## [Task material]
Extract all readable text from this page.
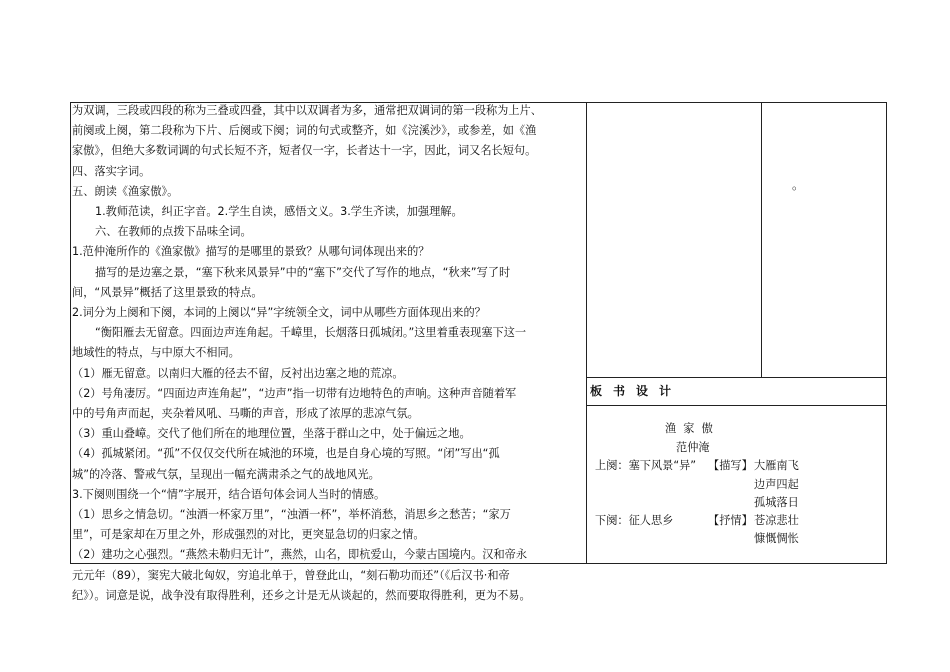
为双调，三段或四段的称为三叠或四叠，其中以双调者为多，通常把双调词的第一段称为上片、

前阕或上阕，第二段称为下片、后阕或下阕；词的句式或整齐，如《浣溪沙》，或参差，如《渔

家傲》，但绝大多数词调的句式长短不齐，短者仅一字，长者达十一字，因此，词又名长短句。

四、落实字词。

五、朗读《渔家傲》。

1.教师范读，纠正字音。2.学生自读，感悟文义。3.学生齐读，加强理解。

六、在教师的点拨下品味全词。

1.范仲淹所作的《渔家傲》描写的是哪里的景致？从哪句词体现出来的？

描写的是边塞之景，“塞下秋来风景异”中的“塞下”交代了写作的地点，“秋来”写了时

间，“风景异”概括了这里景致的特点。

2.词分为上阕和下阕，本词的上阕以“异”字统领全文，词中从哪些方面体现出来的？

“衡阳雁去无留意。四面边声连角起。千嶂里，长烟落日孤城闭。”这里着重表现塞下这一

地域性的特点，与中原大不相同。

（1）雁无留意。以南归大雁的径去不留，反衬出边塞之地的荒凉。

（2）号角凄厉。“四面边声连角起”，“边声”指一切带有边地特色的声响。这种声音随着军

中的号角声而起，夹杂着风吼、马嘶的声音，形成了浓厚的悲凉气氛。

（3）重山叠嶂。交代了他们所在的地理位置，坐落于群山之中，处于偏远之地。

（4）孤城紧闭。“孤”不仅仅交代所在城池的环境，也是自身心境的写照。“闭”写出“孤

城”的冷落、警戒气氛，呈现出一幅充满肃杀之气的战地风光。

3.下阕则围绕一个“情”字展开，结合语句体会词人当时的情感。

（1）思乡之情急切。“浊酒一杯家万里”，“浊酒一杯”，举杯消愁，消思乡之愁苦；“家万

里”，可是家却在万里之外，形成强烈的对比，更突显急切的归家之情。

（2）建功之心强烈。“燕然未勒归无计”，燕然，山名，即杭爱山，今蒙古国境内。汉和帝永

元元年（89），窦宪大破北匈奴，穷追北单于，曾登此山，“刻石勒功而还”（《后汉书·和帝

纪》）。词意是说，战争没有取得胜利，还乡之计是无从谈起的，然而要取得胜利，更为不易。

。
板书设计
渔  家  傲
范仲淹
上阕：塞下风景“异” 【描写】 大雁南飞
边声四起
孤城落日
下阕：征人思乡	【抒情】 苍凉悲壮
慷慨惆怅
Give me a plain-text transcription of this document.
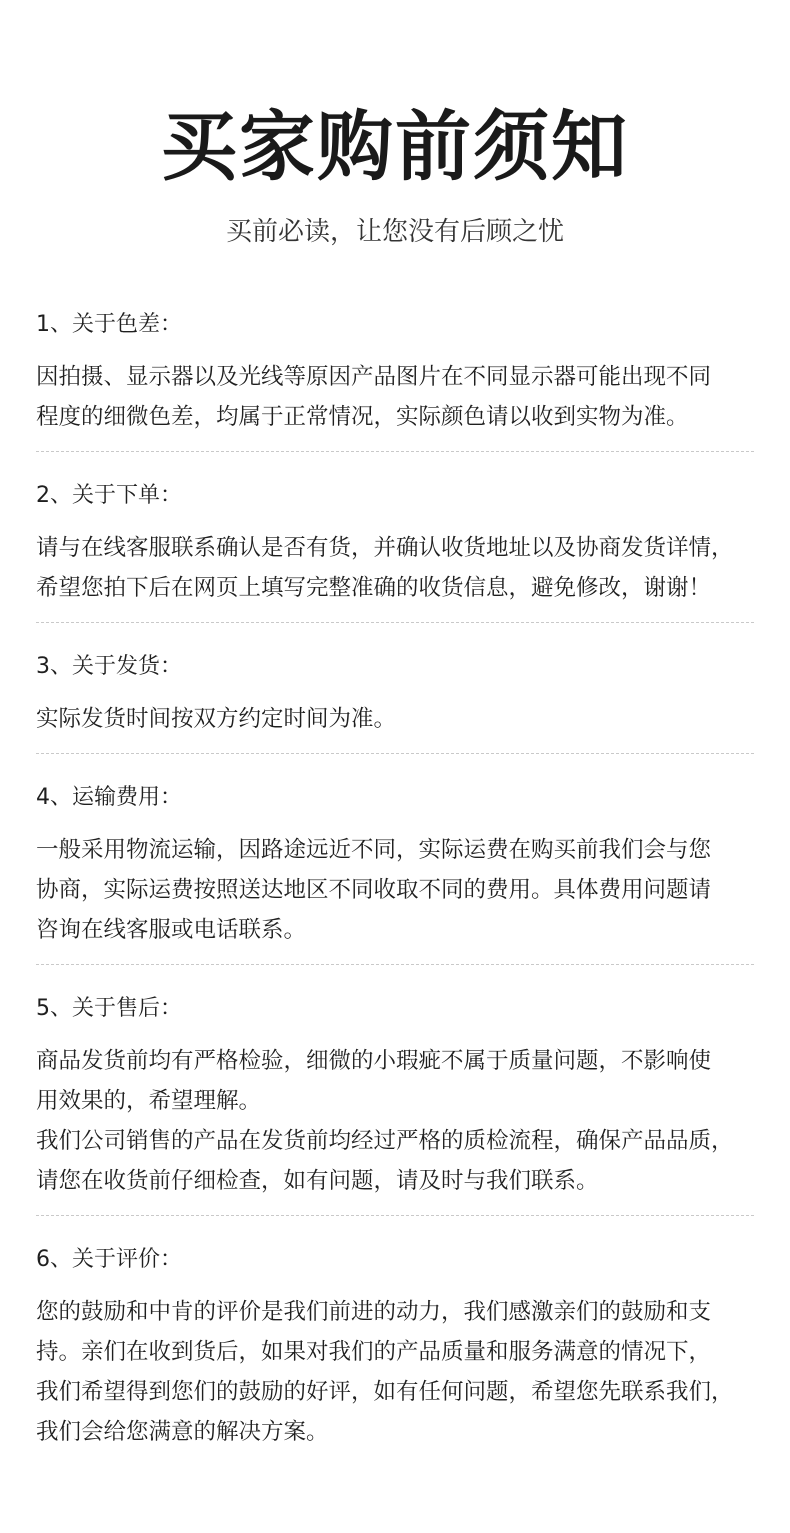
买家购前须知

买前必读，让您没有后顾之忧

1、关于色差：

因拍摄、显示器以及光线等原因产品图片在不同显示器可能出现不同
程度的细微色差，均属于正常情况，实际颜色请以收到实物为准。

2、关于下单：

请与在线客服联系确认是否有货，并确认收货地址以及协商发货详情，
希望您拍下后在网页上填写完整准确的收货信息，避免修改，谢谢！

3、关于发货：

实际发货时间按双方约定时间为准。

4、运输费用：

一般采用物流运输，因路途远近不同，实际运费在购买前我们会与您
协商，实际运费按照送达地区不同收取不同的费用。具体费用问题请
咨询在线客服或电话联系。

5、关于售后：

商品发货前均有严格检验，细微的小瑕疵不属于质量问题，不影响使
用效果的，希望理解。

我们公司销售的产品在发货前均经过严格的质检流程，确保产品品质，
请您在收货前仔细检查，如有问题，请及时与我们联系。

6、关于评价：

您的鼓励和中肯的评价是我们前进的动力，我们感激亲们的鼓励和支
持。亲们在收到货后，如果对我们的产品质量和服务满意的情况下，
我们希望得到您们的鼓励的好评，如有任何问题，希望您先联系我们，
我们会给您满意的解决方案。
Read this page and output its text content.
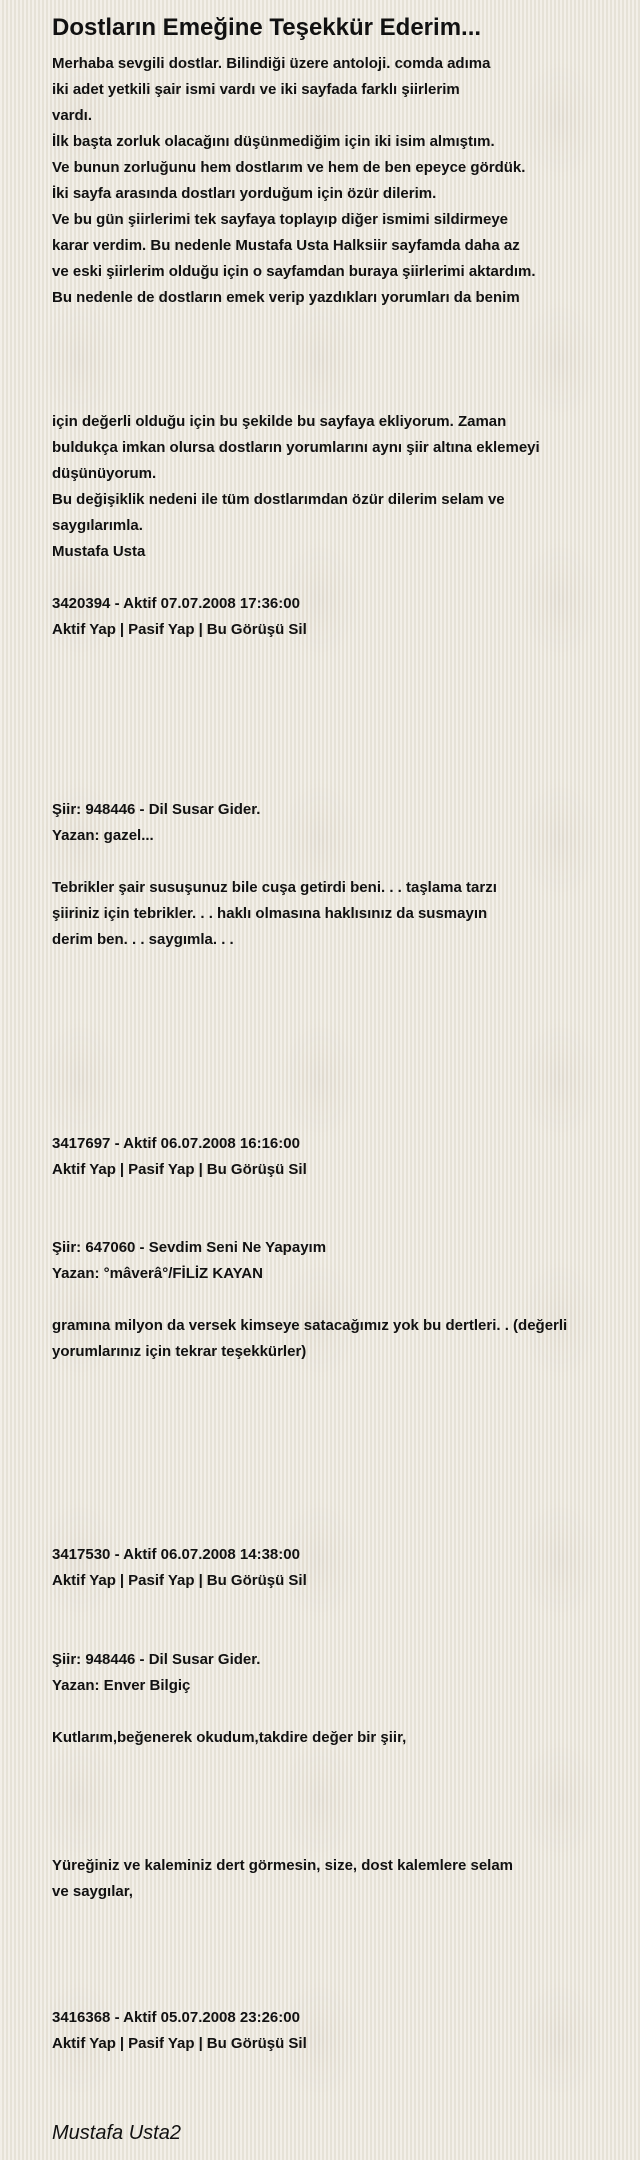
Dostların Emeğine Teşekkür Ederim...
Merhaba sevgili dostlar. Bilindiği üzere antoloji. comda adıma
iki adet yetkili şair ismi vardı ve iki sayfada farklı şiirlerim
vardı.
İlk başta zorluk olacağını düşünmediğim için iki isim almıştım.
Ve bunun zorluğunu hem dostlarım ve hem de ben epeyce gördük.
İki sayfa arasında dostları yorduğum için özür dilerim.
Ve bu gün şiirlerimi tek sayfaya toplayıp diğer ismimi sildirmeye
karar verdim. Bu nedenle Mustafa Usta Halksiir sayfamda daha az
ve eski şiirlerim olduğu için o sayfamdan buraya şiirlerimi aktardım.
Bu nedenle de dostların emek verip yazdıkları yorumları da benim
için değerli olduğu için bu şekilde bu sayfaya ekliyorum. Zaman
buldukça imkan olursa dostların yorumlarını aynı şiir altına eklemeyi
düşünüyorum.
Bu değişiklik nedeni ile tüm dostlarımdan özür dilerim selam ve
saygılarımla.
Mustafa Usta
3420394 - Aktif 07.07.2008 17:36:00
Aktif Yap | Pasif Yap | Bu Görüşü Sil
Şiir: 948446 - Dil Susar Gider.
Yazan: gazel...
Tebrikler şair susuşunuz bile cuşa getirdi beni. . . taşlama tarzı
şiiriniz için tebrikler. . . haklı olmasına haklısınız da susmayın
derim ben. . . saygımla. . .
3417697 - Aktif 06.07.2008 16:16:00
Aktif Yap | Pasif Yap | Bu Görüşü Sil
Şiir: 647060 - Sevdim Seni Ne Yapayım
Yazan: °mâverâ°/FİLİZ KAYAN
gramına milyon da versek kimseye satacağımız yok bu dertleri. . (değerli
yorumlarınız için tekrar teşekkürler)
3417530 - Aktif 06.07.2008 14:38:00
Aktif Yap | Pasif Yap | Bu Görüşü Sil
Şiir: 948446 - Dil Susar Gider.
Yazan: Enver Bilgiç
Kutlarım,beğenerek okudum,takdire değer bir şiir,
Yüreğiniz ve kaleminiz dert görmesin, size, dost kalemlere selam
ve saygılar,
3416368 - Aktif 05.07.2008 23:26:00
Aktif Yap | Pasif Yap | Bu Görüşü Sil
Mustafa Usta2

## [Exercise]
Repeat the material exactly as it reads, without any of its pictures.

## [Written solution]
Extract all readable text from this page.
为双调，三段或四段的称为三叠或四叠，其中以双调者为多，通常把双调词的第一段称为上片、

前阕或上阕，第二段称为下片、后阕或下阕；词的句式或整齐，如《浣溪沙》，或参差，如《渔

家傲》，但绝大多数词调的句式长短不齐，短者仅一字，长者达十一字，因此，词又名长短句。

四、落实字词。

五、朗读《渔家傲》。

1.教师范读，纠正字音。2.学生自读，感悟文义。3.学生齐读，加强理解。

六、在教师的点拨下品味全词。

1.范仲淹所作的《渔家傲》描写的是哪里的景致？从哪句词体现出来的？

描写的是边塞之景，“塞下秋来风景异”中的“塞下”交代了写作的地点，“秋来”写了时

间，“风景异”概括了这里景致的特点。

2.词分为上阕和下阕，本词的上阕以“异”字统领全文，词中从哪些方面体现出来的？

“衡阳雁去无留意。四面边声连角起。千嶂里，长烟落日孤城闭。”这里着重表现塞下这一

地域性的特点，与中原大不相同。

（1）雁无留意。以南归大雁的径去不留，反衬出边塞之地的荒凉。

（2）号角凄厉。“四面边声连角起”，“边声”指一切带有边地特色的声响。这种声音随着军

中的号角声而起，夹杂着风吼、马嘶的声音，形成了浓厚的悲凉气氛。

（3）重山叠嶂。交代了他们所在的地理位置，坐落于群山之中，处于偏远之地。

（4）孤城紧闭。“孤”不仅仅交代所在城池的环境，也是自身心境的写照。“闭”写出“孤

城”的冷落、警戒气氛，呈现出一幅充满肃杀之气的战地风光。

3.下阕则围绕一个“情”字展开，结合语句体会词人当时的情感。

（1）思乡之情急切。“浊酒一杯家万里”，“浊酒一杯”，举杯消愁，消思乡之愁苦；“家万

里”，可是家却在万里之外，形成强烈的对比，更突显急切的归家之情。

（2）建功之心强烈。“燕然未勒归无计”，燕然，山名，即杭爱山，今蒙古国境内。汉和帝永

元元年（89），窦宪大破北匈奴，穷追北单于，曾登此山，“刻石勒功而还”（《后汉书·和帝

纪》）。词意是说，战争没有取得胜利，还乡之计是无从谈起的，然而要取得胜利，更为不易。

。
板书设计
渔  家  傲
范仲淹
上阕：塞下风景“异” 【描写】 大雁南飞
边声四起
孤城落日
下阕：征人思乡	【抒情】 苍凉悲壮
慷慨惆怅
Give me a plain-text transcription of this document.
买家购前须知

买前必读，让您没有后顾之忧

1、关于色差：

因拍摄、显示器以及光线等原因产品图片在不同显示器可能出现不同
程度的细微色差，均属于正常情况，实际颜色请以收到实物为准。

2、关于下单：

请与在线客服联系确认是否有货，并确认收货地址以及协商发货详情，
希望您拍下后在网页上填写完整准确的收货信息，避免修改，谢谢！

3、关于发货：

实际发货时间按双方约定时间为准。

4、运输费用：

一般采用物流运输，因路途远近不同，实际运费在购买前我们会与您
协商，实际运费按照送达地区不同收取不同的费用。具体费用问题请
咨询在线客服或电话联系。

5、关于售后：

商品发货前均有严格检验，细微的小瑕疵不属于质量问题，不影响使
用效果的，希望理解。

我们公司销售的产品在发货前均经过严格的质检流程，确保产品品质，
请您在收货前仔细检查，如有问题，请及时与我们联系。

6、关于评价：

您的鼓励和中肯的评价是我们前进的动力，我们感激亲们的鼓励和支
持。亲们在收到货后，如果对我们的产品质量和服务满意的情况下，
我们希望得到您们的鼓励的好评，如有任何问题，希望您先联系我们，
我们会给您满意的解决方案。
Read this page and output its text content.
Dostların Emeğine Teşekkür Ederim...
Merhaba sevgili dostlar. Bilindiği üzere antoloji. comda adıma
iki adet yetkili şair ismi vardı ve iki sayfada farklı şiirlerim
vardı.
İlk başta zorluk olacağını düşünmediğim için iki isim almıştım.
Ve bunun zorluğunu hem dostlarım ve hem de ben epeyce gördük.
İki sayfa arasında dostları yorduğum için özür dilerim.
Ve bu gün şiirlerimi tek sayfaya toplayıp diğer ismimi sildirmeye
karar verdim. Bu nedenle Mustafa Usta Halksiir sayfamda daha az
ve eski şiirlerim olduğu için o sayfamdan buraya şiirlerimi aktardım.
Bu nedenle de dostların emek verip yazdıkları yorumları da benim
için değerli olduğu için bu şekilde bu sayfaya ekliyorum. Zaman
buldukça imkan olursa dostların yorumlarını aynı şiir altına eklemeyi
düşünüyorum.
Bu değişiklik nedeni ile tüm dostlarımdan özür dilerim selam ve
saygılarımla.
Mustafa Usta
3420394 - Aktif 07.07.2008 17:36:00
Aktif Yap | Pasif Yap | Bu Görüşü Sil
Şiir: 948446 - Dil Susar Gider.
Yazan: gazel...
Tebrikler şair susuşunuz bile cuşa getirdi beni. . . taşlama tarzı
şiiriniz için tebrikler. . . haklı olmasına haklısınız da susmayın
derim ben. . . saygımla. . .
3417697 - Aktif 06.07.2008 16:16:00
Aktif Yap | Pasif Yap | Bu Görüşü Sil
Şiir: 647060 - Sevdim Seni Ne Yapayım
Yazan: °mâverâ°/FİLİZ KAYAN
gramına milyon da versek kimseye satacağımız yok bu dertleri. . (değerli
yorumlarınız için tekrar teşekkürler)
3417530 - Aktif 06.07.2008 14:38:00
Aktif Yap | Pasif Yap | Bu Görüşü Sil
Şiir: 948446 - Dil Susar Gider.
Yazan: Enver Bilgiç
Kutlarım,beğenerek okudum,takdire değer bir şiir,
Yüreğiniz ve kaleminiz dert görmesin, size, dost kalemlere selam
ve saygılar,
3416368 - Aktif 05.07.2008 23:26:00
Aktif Yap | Pasif Yap | Bu Görüşü Sil
Mustafa Usta2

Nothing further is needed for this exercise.